**Instructions to follow:** Select from the data all lines with the word "this".

**Given entries:**

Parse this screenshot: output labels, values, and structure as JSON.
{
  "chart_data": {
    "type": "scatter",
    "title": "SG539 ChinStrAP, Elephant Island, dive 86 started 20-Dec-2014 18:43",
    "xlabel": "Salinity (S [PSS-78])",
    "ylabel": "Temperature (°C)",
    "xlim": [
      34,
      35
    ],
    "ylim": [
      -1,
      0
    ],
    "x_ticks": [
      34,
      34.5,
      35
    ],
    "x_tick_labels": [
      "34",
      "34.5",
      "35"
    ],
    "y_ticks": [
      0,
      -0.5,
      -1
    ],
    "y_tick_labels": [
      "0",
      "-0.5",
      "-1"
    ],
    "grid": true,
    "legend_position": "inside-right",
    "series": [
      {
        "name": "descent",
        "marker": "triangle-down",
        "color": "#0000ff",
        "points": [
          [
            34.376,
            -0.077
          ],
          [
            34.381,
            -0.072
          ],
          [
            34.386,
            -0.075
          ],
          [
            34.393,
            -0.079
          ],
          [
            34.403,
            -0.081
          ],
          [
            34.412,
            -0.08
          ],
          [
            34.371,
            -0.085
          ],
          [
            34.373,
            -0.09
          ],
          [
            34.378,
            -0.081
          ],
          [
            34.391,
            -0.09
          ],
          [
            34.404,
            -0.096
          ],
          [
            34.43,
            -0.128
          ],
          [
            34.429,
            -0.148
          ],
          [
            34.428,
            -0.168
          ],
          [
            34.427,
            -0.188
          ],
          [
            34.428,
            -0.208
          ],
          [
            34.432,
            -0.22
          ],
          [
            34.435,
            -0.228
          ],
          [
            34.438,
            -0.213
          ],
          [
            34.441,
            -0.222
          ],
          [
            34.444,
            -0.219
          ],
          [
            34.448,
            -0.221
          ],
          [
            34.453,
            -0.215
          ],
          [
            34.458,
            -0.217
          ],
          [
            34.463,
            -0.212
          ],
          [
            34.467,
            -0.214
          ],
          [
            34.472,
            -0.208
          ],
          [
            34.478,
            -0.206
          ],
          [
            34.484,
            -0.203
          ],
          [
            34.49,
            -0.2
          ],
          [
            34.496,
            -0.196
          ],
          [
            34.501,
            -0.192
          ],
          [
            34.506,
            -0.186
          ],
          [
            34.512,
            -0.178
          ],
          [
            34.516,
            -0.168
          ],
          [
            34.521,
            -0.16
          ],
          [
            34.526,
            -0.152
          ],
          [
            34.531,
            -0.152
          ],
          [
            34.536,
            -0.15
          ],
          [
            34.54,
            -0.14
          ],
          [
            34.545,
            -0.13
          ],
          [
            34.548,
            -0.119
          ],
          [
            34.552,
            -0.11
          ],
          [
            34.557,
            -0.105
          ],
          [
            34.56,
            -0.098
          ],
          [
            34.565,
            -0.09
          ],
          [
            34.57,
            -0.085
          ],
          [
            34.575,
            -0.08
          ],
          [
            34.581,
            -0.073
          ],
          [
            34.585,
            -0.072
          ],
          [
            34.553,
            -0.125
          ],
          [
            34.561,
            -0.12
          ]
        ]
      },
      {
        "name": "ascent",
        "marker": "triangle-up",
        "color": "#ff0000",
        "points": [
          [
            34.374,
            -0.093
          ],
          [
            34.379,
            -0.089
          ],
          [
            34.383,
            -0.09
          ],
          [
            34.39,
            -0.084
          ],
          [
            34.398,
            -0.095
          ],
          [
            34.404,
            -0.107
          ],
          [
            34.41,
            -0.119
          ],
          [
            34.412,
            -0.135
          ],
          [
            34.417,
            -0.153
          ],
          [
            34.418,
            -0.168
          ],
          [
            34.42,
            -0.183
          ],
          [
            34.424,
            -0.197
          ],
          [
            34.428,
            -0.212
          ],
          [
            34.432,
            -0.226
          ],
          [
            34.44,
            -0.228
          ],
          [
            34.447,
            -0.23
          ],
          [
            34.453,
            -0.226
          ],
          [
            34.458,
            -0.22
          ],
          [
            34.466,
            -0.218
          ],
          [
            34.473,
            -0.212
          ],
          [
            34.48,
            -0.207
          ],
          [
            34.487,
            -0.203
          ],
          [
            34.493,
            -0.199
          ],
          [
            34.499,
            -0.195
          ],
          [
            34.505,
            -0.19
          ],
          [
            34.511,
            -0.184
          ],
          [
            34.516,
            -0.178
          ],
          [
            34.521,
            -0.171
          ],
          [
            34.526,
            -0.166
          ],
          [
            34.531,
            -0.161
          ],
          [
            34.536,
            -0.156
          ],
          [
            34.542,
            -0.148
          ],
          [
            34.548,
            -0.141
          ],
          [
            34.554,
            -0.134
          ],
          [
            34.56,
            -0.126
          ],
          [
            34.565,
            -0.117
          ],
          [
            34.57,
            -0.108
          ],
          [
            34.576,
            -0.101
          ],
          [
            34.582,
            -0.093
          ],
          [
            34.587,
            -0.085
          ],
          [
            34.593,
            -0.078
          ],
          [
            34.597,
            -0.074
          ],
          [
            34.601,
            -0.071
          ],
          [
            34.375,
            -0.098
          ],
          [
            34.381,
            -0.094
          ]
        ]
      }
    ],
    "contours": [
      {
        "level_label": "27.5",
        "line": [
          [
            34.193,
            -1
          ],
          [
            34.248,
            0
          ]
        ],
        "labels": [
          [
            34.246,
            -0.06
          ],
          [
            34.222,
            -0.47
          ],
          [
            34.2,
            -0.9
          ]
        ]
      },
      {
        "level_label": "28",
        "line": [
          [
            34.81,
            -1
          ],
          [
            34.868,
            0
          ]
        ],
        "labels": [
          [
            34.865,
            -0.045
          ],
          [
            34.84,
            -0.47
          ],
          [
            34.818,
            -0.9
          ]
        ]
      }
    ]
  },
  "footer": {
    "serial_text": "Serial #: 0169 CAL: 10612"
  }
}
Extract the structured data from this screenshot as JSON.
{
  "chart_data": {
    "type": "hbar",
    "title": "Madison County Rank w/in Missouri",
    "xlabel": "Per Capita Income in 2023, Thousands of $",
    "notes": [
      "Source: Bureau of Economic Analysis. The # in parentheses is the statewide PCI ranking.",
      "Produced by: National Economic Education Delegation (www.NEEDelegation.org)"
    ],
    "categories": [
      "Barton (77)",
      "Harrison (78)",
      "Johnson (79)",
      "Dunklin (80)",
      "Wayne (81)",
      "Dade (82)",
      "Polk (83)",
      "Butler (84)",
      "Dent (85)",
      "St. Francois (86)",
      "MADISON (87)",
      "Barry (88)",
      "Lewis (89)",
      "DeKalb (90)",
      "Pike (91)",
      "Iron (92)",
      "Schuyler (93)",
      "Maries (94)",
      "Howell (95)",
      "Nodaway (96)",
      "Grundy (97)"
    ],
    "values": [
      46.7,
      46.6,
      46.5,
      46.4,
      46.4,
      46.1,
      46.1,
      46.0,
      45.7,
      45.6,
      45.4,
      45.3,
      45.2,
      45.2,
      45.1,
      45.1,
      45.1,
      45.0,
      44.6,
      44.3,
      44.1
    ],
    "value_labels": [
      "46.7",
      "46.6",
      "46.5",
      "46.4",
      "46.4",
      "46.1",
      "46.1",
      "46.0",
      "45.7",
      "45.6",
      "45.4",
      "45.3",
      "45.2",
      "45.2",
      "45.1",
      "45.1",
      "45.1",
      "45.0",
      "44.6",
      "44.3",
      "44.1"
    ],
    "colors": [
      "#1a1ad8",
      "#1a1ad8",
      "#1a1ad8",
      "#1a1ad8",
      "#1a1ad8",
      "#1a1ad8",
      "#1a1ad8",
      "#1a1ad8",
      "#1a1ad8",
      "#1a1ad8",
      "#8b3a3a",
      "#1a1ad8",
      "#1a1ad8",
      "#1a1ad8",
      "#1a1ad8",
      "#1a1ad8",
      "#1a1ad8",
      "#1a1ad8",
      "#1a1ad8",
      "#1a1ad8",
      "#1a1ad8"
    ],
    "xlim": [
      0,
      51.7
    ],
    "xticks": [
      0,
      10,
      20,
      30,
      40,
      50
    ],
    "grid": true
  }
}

**Response to the task:**
Parse this screenshot: output labels, values, and structure as JSON.
Extract the structured data from this screenshot as JSON.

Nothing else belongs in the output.